— BEGIN —

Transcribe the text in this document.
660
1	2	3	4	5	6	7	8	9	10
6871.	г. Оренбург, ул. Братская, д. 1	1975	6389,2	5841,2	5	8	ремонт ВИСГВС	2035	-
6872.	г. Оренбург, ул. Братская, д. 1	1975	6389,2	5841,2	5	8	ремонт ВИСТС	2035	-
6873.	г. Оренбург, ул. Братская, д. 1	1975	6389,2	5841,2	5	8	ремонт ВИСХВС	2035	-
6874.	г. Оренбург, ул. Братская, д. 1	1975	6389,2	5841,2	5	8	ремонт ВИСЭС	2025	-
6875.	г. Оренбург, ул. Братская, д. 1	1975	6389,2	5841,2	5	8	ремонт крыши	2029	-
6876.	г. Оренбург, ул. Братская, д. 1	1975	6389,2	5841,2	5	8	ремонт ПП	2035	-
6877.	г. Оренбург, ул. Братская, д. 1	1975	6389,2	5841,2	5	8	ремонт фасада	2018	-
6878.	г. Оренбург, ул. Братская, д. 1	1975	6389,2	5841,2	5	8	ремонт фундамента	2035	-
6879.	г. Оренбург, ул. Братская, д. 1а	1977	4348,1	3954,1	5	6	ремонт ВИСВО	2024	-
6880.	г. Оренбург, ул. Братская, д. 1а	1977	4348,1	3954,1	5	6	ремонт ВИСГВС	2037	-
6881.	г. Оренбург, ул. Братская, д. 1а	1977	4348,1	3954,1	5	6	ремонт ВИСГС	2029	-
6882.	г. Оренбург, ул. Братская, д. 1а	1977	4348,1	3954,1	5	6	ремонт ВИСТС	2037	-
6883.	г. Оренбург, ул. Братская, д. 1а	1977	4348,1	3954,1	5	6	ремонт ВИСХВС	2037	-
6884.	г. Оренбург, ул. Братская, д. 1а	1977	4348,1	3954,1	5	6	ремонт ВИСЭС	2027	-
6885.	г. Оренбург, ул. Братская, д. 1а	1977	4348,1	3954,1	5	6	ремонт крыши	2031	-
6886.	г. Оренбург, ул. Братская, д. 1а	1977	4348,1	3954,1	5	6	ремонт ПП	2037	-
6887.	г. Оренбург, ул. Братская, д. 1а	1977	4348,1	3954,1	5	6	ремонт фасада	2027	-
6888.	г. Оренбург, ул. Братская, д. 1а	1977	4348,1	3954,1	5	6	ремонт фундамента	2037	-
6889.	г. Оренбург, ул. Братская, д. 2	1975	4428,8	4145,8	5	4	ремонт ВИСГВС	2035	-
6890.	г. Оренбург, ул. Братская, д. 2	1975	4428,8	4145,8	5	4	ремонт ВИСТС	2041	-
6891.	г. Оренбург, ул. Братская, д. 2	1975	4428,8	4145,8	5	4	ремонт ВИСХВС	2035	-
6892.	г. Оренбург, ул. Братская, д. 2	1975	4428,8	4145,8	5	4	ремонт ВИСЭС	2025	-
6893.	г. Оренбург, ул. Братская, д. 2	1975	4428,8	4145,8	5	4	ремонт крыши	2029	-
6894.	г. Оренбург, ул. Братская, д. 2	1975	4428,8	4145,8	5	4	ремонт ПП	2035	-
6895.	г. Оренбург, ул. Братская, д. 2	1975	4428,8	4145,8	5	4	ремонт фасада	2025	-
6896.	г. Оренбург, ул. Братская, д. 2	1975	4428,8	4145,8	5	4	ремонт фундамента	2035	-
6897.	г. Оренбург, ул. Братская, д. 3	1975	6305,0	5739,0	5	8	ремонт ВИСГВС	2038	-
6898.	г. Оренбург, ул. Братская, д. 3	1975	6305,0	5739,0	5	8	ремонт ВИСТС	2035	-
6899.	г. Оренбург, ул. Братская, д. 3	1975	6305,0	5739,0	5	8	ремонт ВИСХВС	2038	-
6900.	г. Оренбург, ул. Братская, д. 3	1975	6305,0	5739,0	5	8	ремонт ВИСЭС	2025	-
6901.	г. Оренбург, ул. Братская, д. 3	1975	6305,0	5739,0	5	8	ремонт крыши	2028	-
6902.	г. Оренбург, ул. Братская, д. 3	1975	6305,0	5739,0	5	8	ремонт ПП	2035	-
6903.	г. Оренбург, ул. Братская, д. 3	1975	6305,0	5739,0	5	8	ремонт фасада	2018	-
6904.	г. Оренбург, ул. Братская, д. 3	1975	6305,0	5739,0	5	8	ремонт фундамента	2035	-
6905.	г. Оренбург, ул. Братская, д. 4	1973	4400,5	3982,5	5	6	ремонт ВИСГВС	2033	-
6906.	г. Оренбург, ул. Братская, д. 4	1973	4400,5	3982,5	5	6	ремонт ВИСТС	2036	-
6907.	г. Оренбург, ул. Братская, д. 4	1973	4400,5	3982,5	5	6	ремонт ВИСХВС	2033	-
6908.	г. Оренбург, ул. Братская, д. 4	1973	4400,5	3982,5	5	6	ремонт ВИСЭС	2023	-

— END —

» To do: Show all lines in the entries above where the word "фасада" appears.

» Task answer:
6877.	г. Оренбург, ул. Братская, д. 1	1975	6389,2	5841,2	5	8	ремонт фасада	2018	-
6887.	г. Оренбург, ул. Братская, д. 1а	1977	4348,1	3954,1	5	6	ремонт фасада	2027	-
6895.	г. Оренбург, ул. Братская, д. 2	1975	4428,8	4145,8	5	4	ремонт фасада	2025	-
6903.	г. Оренбург, ул. Братская, д. 3	1975	6305,0	5739,0	5	8	ремонт фасада	2018	-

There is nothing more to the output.